_Written task_: Could you write out every entry exactly as it stands?

──────────

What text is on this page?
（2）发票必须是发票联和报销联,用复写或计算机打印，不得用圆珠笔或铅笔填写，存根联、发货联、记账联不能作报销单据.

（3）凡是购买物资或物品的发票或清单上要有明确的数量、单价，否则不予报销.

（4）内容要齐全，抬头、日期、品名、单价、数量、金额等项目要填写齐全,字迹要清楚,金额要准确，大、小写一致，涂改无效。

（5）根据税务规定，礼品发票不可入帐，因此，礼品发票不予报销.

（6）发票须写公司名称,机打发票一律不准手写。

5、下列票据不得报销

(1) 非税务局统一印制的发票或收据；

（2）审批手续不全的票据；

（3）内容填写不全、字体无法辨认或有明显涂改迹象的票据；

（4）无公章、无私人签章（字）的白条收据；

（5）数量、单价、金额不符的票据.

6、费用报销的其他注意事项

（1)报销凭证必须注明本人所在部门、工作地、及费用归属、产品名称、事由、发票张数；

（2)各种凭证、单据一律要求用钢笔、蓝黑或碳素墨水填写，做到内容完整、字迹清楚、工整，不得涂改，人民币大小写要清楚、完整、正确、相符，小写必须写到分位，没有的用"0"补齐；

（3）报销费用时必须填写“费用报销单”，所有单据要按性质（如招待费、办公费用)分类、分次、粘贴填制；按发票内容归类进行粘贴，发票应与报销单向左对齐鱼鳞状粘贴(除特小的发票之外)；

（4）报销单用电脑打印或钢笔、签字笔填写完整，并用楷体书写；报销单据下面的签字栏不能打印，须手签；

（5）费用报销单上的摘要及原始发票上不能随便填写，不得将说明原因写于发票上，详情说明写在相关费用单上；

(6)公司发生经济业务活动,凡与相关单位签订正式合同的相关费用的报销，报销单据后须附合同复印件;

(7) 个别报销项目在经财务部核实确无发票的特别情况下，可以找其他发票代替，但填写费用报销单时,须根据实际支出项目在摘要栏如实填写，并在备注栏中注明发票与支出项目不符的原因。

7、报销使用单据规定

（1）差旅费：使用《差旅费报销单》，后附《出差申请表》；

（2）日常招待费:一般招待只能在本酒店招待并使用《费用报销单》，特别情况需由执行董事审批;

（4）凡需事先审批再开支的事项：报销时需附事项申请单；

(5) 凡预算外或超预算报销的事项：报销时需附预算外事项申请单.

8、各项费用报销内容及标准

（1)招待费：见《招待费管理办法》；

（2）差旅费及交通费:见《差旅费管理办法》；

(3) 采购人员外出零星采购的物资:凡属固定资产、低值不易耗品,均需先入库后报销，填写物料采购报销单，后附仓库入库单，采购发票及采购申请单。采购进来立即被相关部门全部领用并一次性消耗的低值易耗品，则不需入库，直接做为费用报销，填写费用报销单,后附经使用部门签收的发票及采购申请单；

──────────

_Exercise response_:
What text is on this page?
（2）发票必须是发票联和报销联,用复写或计算机打印，不得用圆珠笔或铅笔填写，存根联、发货联、记账联不能作报销单据.

（3）凡是购买物资或物品的发票或清单上要有明确的数量、单价，否则不予报销.

（4）内容要齐全，抬头、日期、品名、单价、数量、金额等项目要填写齐全,字迹要清楚,金额要准确，大、小写一致，涂改无效。

（5）根据税务规定，礼品发票不可入帐，因此，礼品发票不予报销.

（6）发票须写公司名称,机打发票一律不准手写。

5、下列票据不得报销

(1) 非税务局统一印制的发票或收据；

（2）审批手续不全的票据；

（3）内容填写不全、字体无法辨认或有明显涂改迹象的票据；

（4）无公章、无私人签章（字）的白条收据；

（5）数量、单价、金额不符的票据.

6、费用报销的其他注意事项

（1)报销凭证必须注明本人所在部门、工作地、及费用归属、产品名称、事由、发票张数；

（2)各种凭证、单据一律要求用钢笔、蓝黑或碳素墨水填写，做到内容完整、字迹清楚、工整，不得涂改，人民币大小写要清楚、完整、正确、相符，小写必须写到分位，没有的用"0"补齐；

（3）报销费用时必须填写“费用报销单”，所有单据要按性质（如招待费、办公费用)分类、分次、粘贴填制；按发票内容归类进行粘贴，发票应与报销单向左对齐鱼鳞状粘贴(除特小的发票之外)；

（4）报销单用电脑打印或钢笔、签字笔填写完整，并用楷体书写；报销单据下面的签字栏不能打印，须手签；

（5）费用报销单上的摘要及原始发票上不能随便填写，不得将说明原因写于发票上，详情说明写在相关费用单上；

(6)公司发生经济业务活动,凡与相关单位签订正式合同的相关费用的报销，报销单据后须附合同复印件;

(7) 个别报销项目在经财务部核实确无发票的特别情况下，可以找其他发票代替，但填写费用报销单时,须根据实际支出项目在摘要栏如实填写，并在备注栏中注明发票与支出项目不符的原因。

7、报销使用单据规定

（1）差旅费：使用《差旅费报销单》，后附《出差申请表》；

（2）日常招待费:一般招待只能在本酒店招待并使用《费用报销单》，特别情况需由执行董事审批;

（4）凡需事先审批再开支的事项：报销时需附事项申请单；

(5) 凡预算外或超预算报销的事项：报销时需附预算外事项申请单.

8、各项费用报销内容及标准

（1)招待费：见《招待费管理办法》；

（2）差旅费及交通费:见《差旅费管理办法》；

(3) 采购人员外出零星采购的物资:凡属固定资产、低值不易耗品,均需先入库后报销，填写物料采购报销单，后附仓库入库单，采购发票及采购申请单。采购进来立即被相关部门全部领用并一次性消耗的低值易耗品，则不需入库，直接做为费用报销，填写费用报销单,后附经使用部门签收的发票及采购申请单；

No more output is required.